Data entries
________________

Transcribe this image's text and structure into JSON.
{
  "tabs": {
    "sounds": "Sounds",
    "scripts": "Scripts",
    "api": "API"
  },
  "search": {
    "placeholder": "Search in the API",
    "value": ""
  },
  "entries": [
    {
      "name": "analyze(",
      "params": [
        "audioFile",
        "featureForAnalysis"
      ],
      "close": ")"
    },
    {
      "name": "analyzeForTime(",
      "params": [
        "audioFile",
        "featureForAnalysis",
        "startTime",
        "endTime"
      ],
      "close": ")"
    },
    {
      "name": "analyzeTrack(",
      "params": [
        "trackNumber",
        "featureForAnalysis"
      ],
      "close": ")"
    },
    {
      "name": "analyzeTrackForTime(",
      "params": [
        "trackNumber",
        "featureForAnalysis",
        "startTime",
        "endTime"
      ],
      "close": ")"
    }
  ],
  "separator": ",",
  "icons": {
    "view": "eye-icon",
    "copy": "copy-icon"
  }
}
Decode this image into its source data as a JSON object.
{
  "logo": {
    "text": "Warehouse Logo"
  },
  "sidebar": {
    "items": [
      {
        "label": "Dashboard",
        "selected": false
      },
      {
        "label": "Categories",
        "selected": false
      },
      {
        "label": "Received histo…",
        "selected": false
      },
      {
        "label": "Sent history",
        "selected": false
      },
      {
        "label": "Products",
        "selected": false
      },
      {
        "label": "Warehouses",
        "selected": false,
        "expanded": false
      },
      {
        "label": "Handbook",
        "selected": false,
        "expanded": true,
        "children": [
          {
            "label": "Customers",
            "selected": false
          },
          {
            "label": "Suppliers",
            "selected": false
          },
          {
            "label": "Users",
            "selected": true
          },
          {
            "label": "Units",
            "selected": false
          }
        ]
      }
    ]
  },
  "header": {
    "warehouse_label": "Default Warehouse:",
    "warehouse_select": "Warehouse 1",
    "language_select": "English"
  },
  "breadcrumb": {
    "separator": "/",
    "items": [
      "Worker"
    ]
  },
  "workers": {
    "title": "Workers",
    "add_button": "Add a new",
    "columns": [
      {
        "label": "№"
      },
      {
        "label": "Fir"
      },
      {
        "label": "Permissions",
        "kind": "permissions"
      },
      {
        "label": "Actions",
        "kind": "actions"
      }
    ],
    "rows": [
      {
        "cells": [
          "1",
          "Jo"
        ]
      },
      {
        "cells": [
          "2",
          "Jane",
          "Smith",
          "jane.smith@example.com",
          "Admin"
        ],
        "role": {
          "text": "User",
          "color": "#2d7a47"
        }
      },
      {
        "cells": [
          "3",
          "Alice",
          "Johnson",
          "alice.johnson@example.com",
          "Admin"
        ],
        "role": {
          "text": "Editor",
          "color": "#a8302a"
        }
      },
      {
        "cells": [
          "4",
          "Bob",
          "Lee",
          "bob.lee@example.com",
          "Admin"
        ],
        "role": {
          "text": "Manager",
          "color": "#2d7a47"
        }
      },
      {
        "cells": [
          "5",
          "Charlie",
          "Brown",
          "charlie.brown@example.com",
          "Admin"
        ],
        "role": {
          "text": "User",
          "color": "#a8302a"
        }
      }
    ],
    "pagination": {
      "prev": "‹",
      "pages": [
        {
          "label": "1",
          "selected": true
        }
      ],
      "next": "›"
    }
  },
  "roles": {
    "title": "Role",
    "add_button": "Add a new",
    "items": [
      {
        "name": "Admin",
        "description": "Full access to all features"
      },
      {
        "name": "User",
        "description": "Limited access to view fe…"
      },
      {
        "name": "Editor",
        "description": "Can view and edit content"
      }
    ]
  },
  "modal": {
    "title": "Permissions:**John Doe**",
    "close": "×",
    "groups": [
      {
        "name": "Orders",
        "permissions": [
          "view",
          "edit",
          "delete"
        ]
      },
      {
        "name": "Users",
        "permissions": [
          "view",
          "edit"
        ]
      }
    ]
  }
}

________________

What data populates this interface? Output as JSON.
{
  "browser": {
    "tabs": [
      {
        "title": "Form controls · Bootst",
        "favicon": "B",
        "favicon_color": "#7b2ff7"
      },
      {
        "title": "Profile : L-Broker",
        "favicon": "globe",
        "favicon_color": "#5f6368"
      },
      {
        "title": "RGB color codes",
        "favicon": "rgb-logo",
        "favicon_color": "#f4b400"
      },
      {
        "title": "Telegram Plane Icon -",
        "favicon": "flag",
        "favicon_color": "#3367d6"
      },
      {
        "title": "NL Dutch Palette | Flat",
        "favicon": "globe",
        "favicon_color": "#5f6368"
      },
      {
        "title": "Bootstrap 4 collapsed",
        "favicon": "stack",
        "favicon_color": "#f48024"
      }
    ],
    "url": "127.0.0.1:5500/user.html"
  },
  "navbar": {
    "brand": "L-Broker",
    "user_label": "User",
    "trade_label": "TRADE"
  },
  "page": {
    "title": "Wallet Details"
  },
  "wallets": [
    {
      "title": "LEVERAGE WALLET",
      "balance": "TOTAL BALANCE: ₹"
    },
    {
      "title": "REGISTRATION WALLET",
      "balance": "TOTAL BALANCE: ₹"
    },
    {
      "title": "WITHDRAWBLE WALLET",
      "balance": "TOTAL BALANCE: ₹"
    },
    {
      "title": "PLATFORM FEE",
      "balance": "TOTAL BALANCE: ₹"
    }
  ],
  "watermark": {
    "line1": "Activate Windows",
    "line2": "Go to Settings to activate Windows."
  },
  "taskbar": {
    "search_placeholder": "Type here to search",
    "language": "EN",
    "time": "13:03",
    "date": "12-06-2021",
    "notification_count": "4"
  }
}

________________

> Goal
Pull out all lines of the data with the string "access".

> Solution for this task
        "description": "Full access to all features"
        "description": "Limited access to view fe…"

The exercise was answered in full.